_Stated exercise_
Look through the data below. Show each line where the string "선택합니다" occurs.

_Entries provided_
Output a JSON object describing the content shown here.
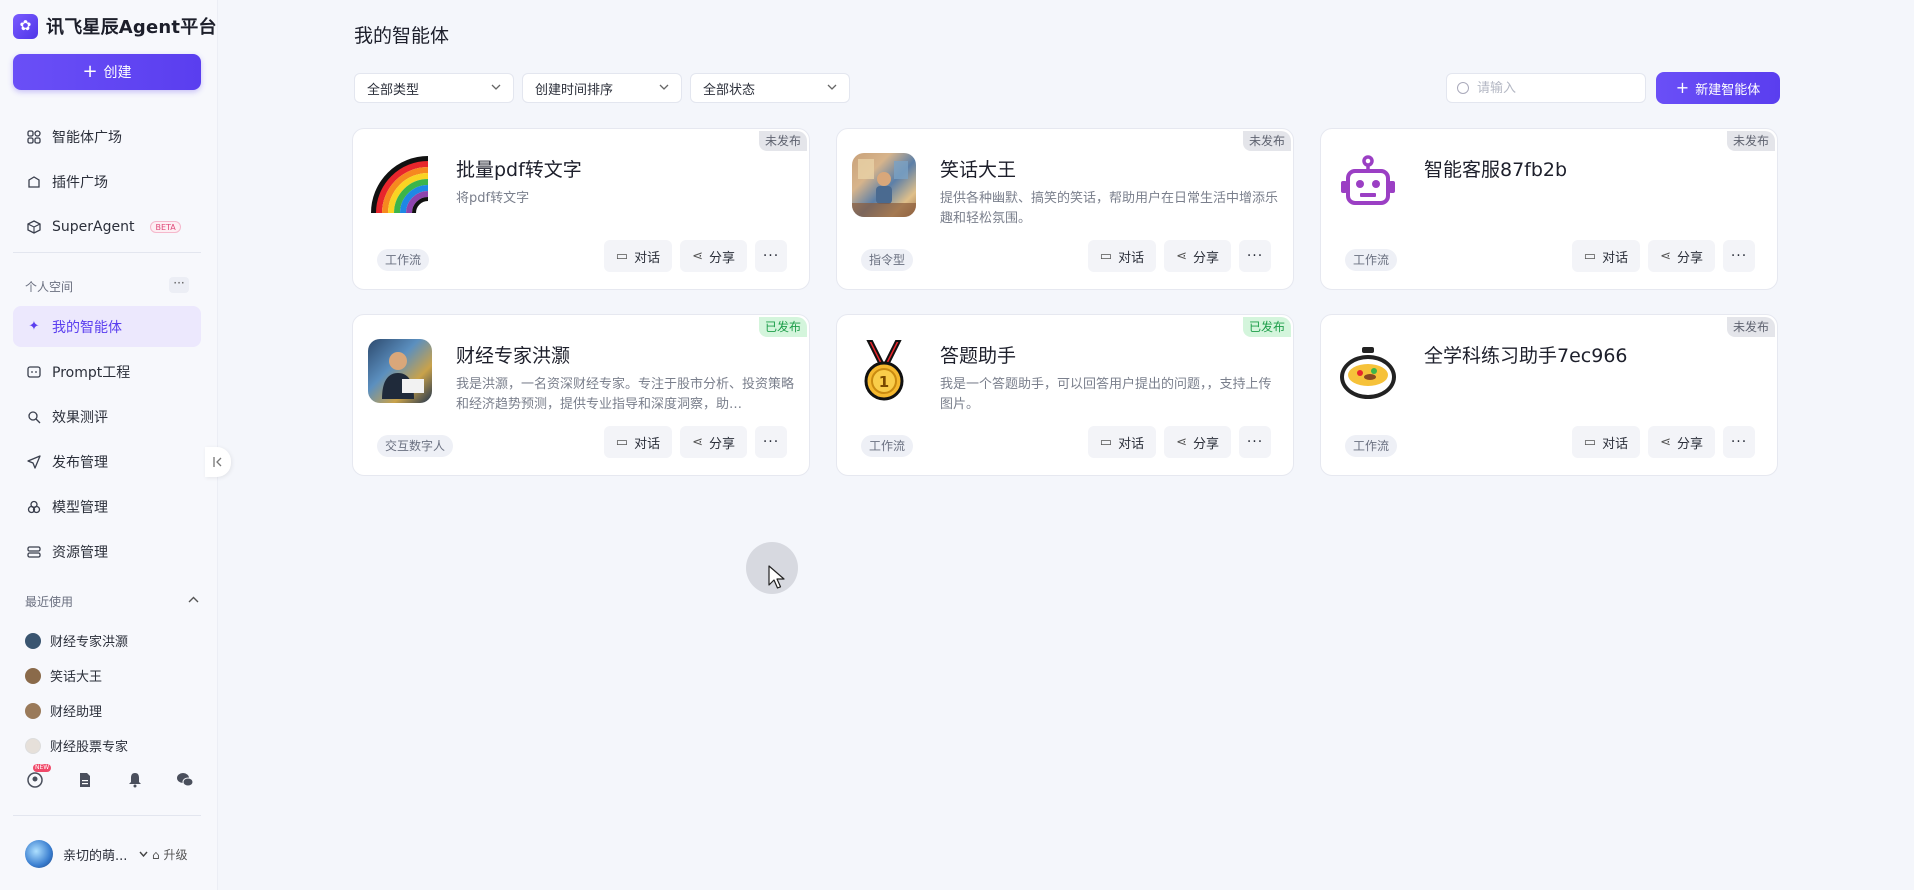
{
  "app": {
    "title": "讯飞星辰Agent平台",
    "logo_glyph": "✿"
  },
  "sidebar": {
    "create_label": "创建",
    "top_items": [
      {
        "label": "智能体广场",
        "icon": "grid-icon"
      },
      {
        "label": "插件广场",
        "icon": "plugin-icon"
      },
      {
        "label": "SuperAgent",
        "icon": "cube-icon",
        "badge": "BETA"
      }
    ],
    "personal_space_title": "个人空间",
    "personal_space_more": "···",
    "items": [
      {
        "label": "我的智能体",
        "icon": "sparkle-icon",
        "active": true
      },
      {
        "label": "Prompt工程",
        "icon": "prompt-icon"
      },
      {
        "label": "效果测评",
        "icon": "eval-icon"
      },
      {
        "label": "发布管理",
        "icon": "send-icon"
      },
      {
        "label": "模型管理",
        "icon": "model-icon"
      },
      {
        "label": "资源管理",
        "icon": "resource-icon"
      }
    ],
    "recent_title": "最近使用",
    "recent": [
      {
        "label": "财经专家洪灏",
        "color": "#3a5570"
      },
      {
        "label": "笑话大王",
        "color": "#8a6a4a"
      },
      {
        "label": "财经助理",
        "color": "#9a7a5a"
      },
      {
        "label": "财经股票专家",
        "color": "#e6e0da"
      }
    ],
    "tools": {
      "new_badge": "NEW"
    },
    "user": {
      "name": "亲切的萌...",
      "upgrade_label": "升级"
    }
  },
  "main": {
    "page_title": "我的智能体",
    "filters": {
      "type": "全部类型",
      "sort": "创建时间排序",
      "status": "全部状态"
    },
    "search_placeholder": "请输入",
    "new_agent_label": "新建智能体",
    "chat_label": "对话",
    "share_label": "分享",
    "more_label": "···",
    "cards": [
      {
        "title": "批量pdf转文字",
        "desc": "将pdf转文字",
        "tag": "工作流",
        "status": "未发布",
        "published": false,
        "image": "rainbow"
      },
      {
        "title": "笑话大王",
        "desc": "提供各种幽默、搞笑的笑话，帮助用户在日常生活中增添乐趣和轻松氛围。",
        "tag": "指令型",
        "status": "未发布",
        "published": false,
        "image": "photo-room"
      },
      {
        "title": "智能客服87fb2b",
        "desc": "",
        "tag": "工作流",
        "status": "未发布",
        "published": false,
        "image": "robot"
      },
      {
        "title": "财经专家洪灏",
        "desc": "我是洪灏，一名资深财经专家。专注于股市分析、投资策略和经济趋势预测，提供专业指导和深度洞察，助…",
        "tag": "交互数字人",
        "status": "已发布",
        "published": true,
        "image": "photo-man"
      },
      {
        "title": "答题助手",
        "desc": "我是一个答题助手，可以回答用户提出的问题，，支持上传图片。",
        "tag": "工作流",
        "status": "已发布",
        "published": true,
        "image": "medal"
      },
      {
        "title": "全学科练习助手7ec966",
        "desc": "",
        "tag": "工作流",
        "status": "未发布",
        "published": false,
        "image": "paella"
      }
    ]
  },
  "colors": {
    "brand": "#5a3eef",
    "published_bg": "#d4f5dc",
    "unpublished_bg": "#e4e5ea"
  }
}
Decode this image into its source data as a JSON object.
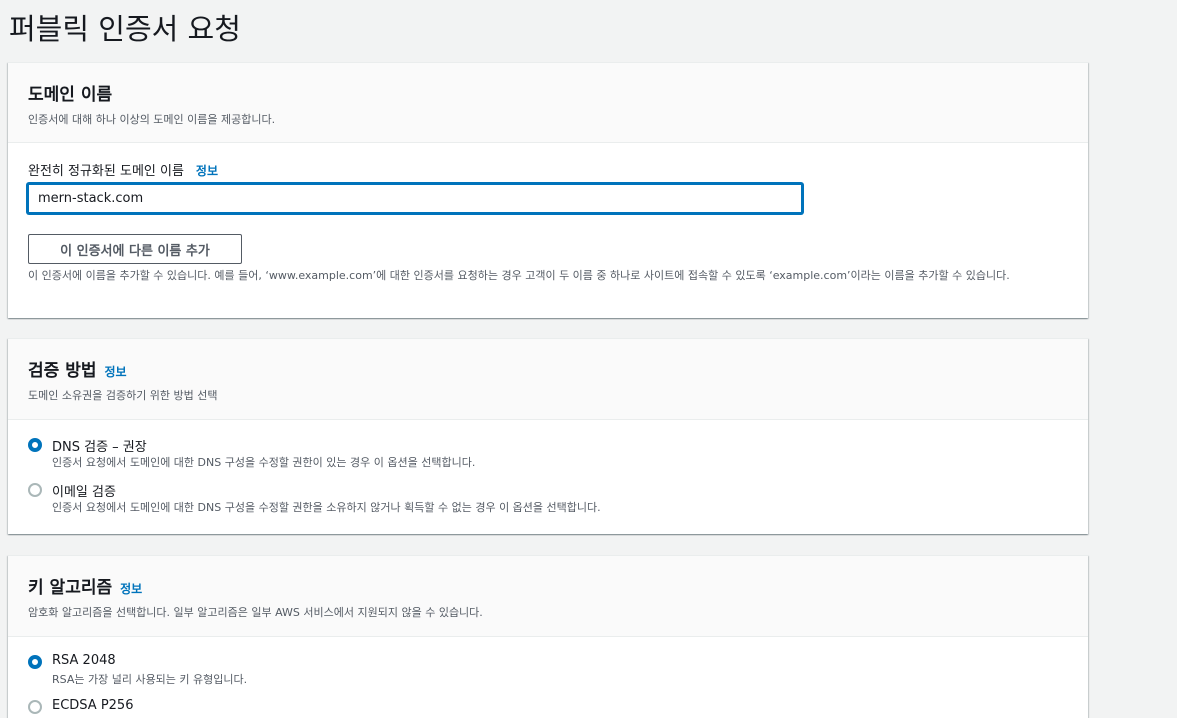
{
  "page": {
    "title": "퍼블릭 인증서 요청"
  },
  "domain_section": {
    "title": "도메인 이름",
    "description": "인증서에 대해 하나 이상의 도메인 이름을 제공합니다.",
    "field_label": "완전히 정규화된 도메인 이름",
    "info_label": "정보",
    "input_value": "mern-stack.com",
    "add_button_label": "이 인증서에 다른 이름 추가",
    "help_text": "이 인증서에 이름을 추가할 수 있습니다. 예를 들어, ‘www.example.com’에 대한 인증서를 요청하는 경우 고객이 두 이름 중 하나로 사이트에 접속할 수 있도록 ‘example.com’이라는 이름을 추가할 수 있습니다."
  },
  "validation_section": {
    "title": "검증 방법",
    "info_label": "정보",
    "description": "도메인 소유권을 검증하기 위한 방법 선택",
    "options": [
      {
        "label": "DNS 검증 – 권장",
        "description": "인증서 요청에서 도메인에 대한 DNS 구성을 수정할 권한이 있는 경우 이 옵션을 선택합니다.",
        "selected": true
      },
      {
        "label": "이메일 검증",
        "description": "인증서 요청에서 도메인에 대한 DNS 구성을 수정할 권한을 소유하지 않거나 획득할 수 없는 경우 이 옵션을 선택합니다.",
        "selected": false
      }
    ]
  },
  "algorithm_section": {
    "title": "키 알고리즘",
    "info_label": "정보",
    "description": "암호화 알고리즘을 선택합니다. 일부 알고리즘은 일부 AWS 서비스에서 지원되지 않을 수 있습니다.",
    "options": [
      {
        "label": "RSA 2048",
        "description": "RSA는 가장 널리 사용되는 키 유형입니다.",
        "selected": true
      },
      {
        "label": "ECDSA P256",
        "selected": false
      }
    ]
  },
  "colors": {
    "accent": "#0073bb",
    "background": "#f2f3f3",
    "text": "#16191f",
    "muted": "#545b64"
  }
}
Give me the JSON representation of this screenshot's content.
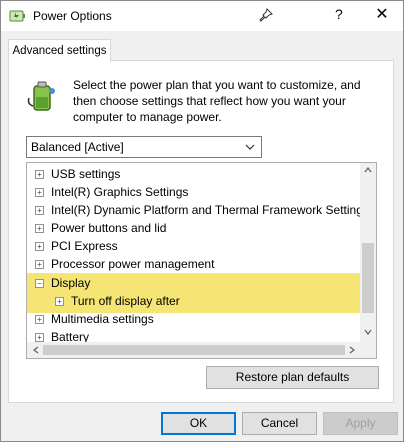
{
  "window": {
    "title": "Power Options",
    "icons": {
      "app": "power-options-icon",
      "pin": "pin-icon"
    },
    "help_label": "?",
    "close_label": "✕"
  },
  "tab": {
    "label": "Advanced settings"
  },
  "description": "Select the power plan that you want to customize, and then choose settings that reflect how you want your computer to manage power.",
  "plan_select": {
    "value": "Balanced [Active]"
  },
  "tree": {
    "items": [
      {
        "label": "USB settings",
        "expander": "+",
        "level": 0
      },
      {
        "label": "Intel(R) Graphics Settings",
        "expander": "+",
        "level": 0
      },
      {
        "label": "Intel(R) Dynamic Platform and Thermal Framework Setting",
        "expander": "+",
        "level": 0
      },
      {
        "label": "Power buttons and lid",
        "expander": "+",
        "level": 0
      },
      {
        "label": "PCI Express",
        "expander": "+",
        "level": 0
      },
      {
        "label": "Processor power management",
        "expander": "+",
        "level": 0
      },
      {
        "label": "Display",
        "expander": "−",
        "level": 0,
        "highlighted": true
      },
      {
        "label": "Turn off display after",
        "expander": "+",
        "level": 1,
        "highlighted": true
      },
      {
        "label": "Multimedia settings",
        "expander": "+",
        "level": 0
      },
      {
        "label": "Battery",
        "expander": "+",
        "level": 0
      }
    ]
  },
  "buttons": {
    "restore": "Restore plan defaults",
    "ok": "OK",
    "cancel": "Cancel",
    "apply": "Apply"
  },
  "colors": {
    "highlight": "#f2e05d",
    "accent": "#0078d7"
  }
}
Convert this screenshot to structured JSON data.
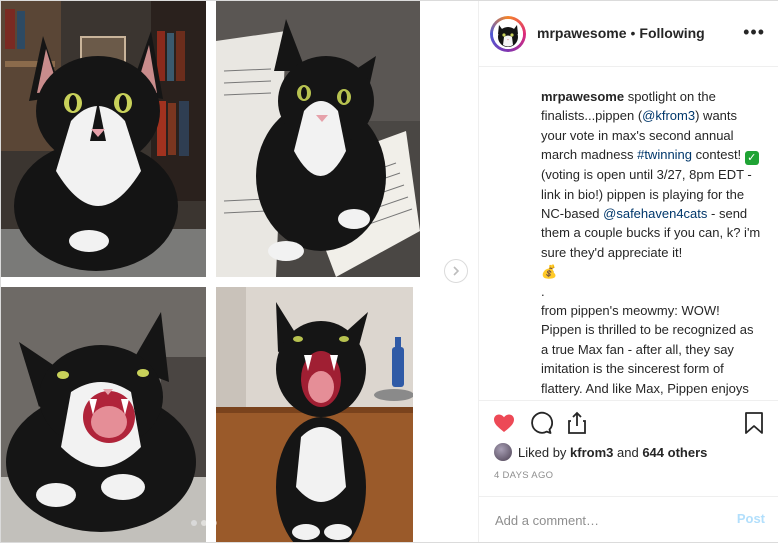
{
  "post": {
    "author": "mrpawesome",
    "separator": "•",
    "follow_state": "Following",
    "more_label": "•••"
  },
  "caption": {
    "author": "mrpawesome",
    "part1": " spotlight on the finalists...pippen (",
    "mention1": "@kfrom3",
    "part2": ") wants your vote in max's second annual march madness ",
    "hashtag": "#twinning",
    "part3": " contest! ",
    "check_emoji": "✓",
    "part4": " (voting is open until 3/27, 8pm EDT - link in bio!) pippen is playing for the NC-based ",
    "mention2": "@safehaven4cats",
    "part5": " - send them a couple bucks if you can, k? i'm sure they'd appreciate it! ",
    "bag_emoji": "💰",
    "dot_line": ".",
    "part6": "from pippen's meowmy: WOW! Pippen is thrilled to be recognized as a true Max fan - after all, they say imitation is the sincerest form of flattery. And like Max, Pippen enjoys intense staring, yawns that open the portal to another dimension, homemade biscuits, and of course, doing one's civic duty by"
  },
  "likes": {
    "prefix": "Liked by ",
    "user": "kfrom3",
    "middle": " and ",
    "count": "644 others"
  },
  "timestamp": "4 DAYS AGO",
  "comment": {
    "placeholder": "Add a comment…",
    "post_label": "Post"
  },
  "carousel": {
    "total": 3,
    "active_index": 1
  },
  "colors": {
    "heart": "#ed4956",
    "link": "#00376b",
    "post_disabled": "#b2dffc"
  }
}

_Problem solution_
        "description": "인증서 요청에서 도메인에 대한 DNS 구성을 수정할 권한이 있는 경우 이 옵션을 선택합니다.",
        "description": "인증서 요청에서 도메인에 대한 DNS 구성을 수정할 권한을 소유하지 않거나 획득할 수 없는 경우 이 옵션을 선택합니다.",
    "description": "암호화 알고리즘을 선택합니다. 일부 알고리즘은 일부 AWS 서비스에서 지원되지 않을 수 있습니다.",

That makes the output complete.